- THE EXERCISE: Restate every line of the material, word for word.

- DATA IN THIS EXERCISE:

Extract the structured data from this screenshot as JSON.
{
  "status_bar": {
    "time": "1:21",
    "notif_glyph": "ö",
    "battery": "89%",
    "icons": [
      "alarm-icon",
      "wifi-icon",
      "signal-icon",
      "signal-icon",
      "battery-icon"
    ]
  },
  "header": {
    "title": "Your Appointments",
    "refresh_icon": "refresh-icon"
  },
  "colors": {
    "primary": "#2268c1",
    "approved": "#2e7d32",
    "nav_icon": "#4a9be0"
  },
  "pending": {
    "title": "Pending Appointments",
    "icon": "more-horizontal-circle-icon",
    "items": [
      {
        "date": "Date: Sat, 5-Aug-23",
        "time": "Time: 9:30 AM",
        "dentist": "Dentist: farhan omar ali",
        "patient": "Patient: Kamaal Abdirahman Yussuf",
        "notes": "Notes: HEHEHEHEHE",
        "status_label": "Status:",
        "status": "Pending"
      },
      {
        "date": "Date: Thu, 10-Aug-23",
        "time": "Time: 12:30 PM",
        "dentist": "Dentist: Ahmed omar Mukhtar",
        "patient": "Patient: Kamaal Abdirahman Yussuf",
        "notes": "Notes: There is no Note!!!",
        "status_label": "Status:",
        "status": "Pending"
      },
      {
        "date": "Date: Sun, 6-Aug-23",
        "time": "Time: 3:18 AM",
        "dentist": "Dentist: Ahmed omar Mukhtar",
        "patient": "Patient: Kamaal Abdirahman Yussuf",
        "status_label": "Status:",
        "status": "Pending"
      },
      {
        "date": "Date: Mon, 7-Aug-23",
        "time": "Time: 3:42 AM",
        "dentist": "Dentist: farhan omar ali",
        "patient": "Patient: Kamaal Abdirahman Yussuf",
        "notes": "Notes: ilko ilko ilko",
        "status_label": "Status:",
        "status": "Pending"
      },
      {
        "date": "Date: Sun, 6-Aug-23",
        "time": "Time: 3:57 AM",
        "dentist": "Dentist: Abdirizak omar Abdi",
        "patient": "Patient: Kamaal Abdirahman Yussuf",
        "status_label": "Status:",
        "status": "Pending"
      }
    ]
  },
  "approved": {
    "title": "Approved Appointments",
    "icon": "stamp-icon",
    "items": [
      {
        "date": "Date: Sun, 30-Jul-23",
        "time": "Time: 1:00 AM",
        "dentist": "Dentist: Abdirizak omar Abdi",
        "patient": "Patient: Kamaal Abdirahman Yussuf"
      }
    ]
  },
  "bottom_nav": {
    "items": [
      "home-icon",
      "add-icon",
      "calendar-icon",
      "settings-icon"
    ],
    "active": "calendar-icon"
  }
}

- SOLUTION TO THIS PROBLEM:
Extract the structured data from this screenshot as JSON.
{
  "status_bar": {
    "time": "1:21",
    "notif_glyph": "ö",
    "battery": "89%",
    "icons": [
      "alarm-icon",
      "wifi-icon",
      "signal-icon",
      "signal-icon",
      "battery-icon"
    ]
  },
  "header": {
    "title": "Your Appointments",
    "refresh_icon": "refresh-icon"
  },
  "colors": {
    "primary": "#2268c1",
    "approved": "#2e7d32",
    "nav_icon": "#4a9be0"
  },
  "pending": {
    "title": "Pending Appointments",
    "icon": "more-horizontal-circle-icon",
    "items": [
      {
        "date": "Date: Sat, 5-Aug-23",
        "time": "Time: 9:30 AM",
        "dentist": "Dentist: farhan omar ali",
        "patient": "Patient: Kamaal Abdirahman Yussuf",
        "notes": "Notes: HEHEHEHEHE",
        "status_label": "Status:",
        "status": "Pending"
      },
      {
        "date": "Date: Thu, 10-Aug-23",
        "time": "Time: 12:30 PM",
        "dentist": "Dentist: Ahmed omar Mukhtar",
        "patient": "Patient: Kamaal Abdirahman Yussuf",
        "notes": "Notes: There is no Note!!!",
        "status_label": "Status:",
        "status": "Pending"
      },
      {
        "date": "Date: Sun, 6-Aug-23",
        "time": "Time: 3:18 AM",
        "dentist": "Dentist: Ahmed omar Mukhtar",
        "patient": "Patient: Kamaal Abdirahman Yussuf",
        "status_label": "Status:",
        "status": "Pending"
      },
      {
        "date": "Date: Mon, 7-Aug-23",
        "time": "Time: 3:42 AM",
        "dentist": "Dentist: farhan omar ali",
        "patient": "Patient: Kamaal Abdirahman Yussuf",
        "notes": "Notes: ilko ilko ilko",
        "status_label": "Status:",
        "status": "Pending"
      },
      {
        "date": "Date: Sun, 6-Aug-23",
        "time": "Time: 3:57 AM",
        "dentist": "Dentist: Abdirizak omar Abdi",
        "patient": "Patient: Kamaal Abdirahman Yussuf",
        "status_label": "Status:",
        "status": "Pending"
      }
    ]
  },
  "approved": {
    "title": "Approved Appointments",
    "icon": "stamp-icon",
    "items": [
      {
        "date": "Date: Sun, 30-Jul-23",
        "time": "Time: 1:00 AM",
        "dentist": "Dentist: Abdirizak omar Abdi",
        "patient": "Patient: Kamaal Abdirahman Yussuf"
      }
    ]
  },
  "bottom_nav": {
    "items": [
      "home-icon",
      "add-icon",
      "calendar-icon",
      "settings-icon"
    ],
    "active": "calendar-icon"
  }
}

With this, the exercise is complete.